Excerpted data -
··········
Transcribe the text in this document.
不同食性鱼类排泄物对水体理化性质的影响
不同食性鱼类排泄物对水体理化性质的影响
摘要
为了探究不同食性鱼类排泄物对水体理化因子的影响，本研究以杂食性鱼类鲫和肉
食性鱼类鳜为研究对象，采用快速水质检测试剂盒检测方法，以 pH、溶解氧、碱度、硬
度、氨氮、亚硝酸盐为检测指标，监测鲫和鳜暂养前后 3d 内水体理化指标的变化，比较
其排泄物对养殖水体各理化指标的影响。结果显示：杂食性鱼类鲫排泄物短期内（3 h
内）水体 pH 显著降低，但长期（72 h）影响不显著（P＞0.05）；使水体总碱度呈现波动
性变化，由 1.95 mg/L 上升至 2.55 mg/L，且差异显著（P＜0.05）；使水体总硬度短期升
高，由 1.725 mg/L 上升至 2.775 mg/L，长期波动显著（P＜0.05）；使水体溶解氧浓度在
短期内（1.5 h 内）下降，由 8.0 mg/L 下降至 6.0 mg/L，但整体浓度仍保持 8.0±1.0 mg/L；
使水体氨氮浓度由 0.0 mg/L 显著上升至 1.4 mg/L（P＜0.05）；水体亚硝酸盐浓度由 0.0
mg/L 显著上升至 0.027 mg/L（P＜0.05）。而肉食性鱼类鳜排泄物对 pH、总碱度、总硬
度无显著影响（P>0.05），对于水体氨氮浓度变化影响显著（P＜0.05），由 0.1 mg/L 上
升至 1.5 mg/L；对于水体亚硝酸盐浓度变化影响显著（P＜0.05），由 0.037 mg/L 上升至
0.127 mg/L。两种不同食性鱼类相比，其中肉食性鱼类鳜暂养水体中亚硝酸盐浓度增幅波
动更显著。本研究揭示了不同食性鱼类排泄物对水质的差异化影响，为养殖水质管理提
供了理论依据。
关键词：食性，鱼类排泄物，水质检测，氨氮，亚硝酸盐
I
··········
Search the lines for the word "显著上升至" and report how many contain it, by number only.

2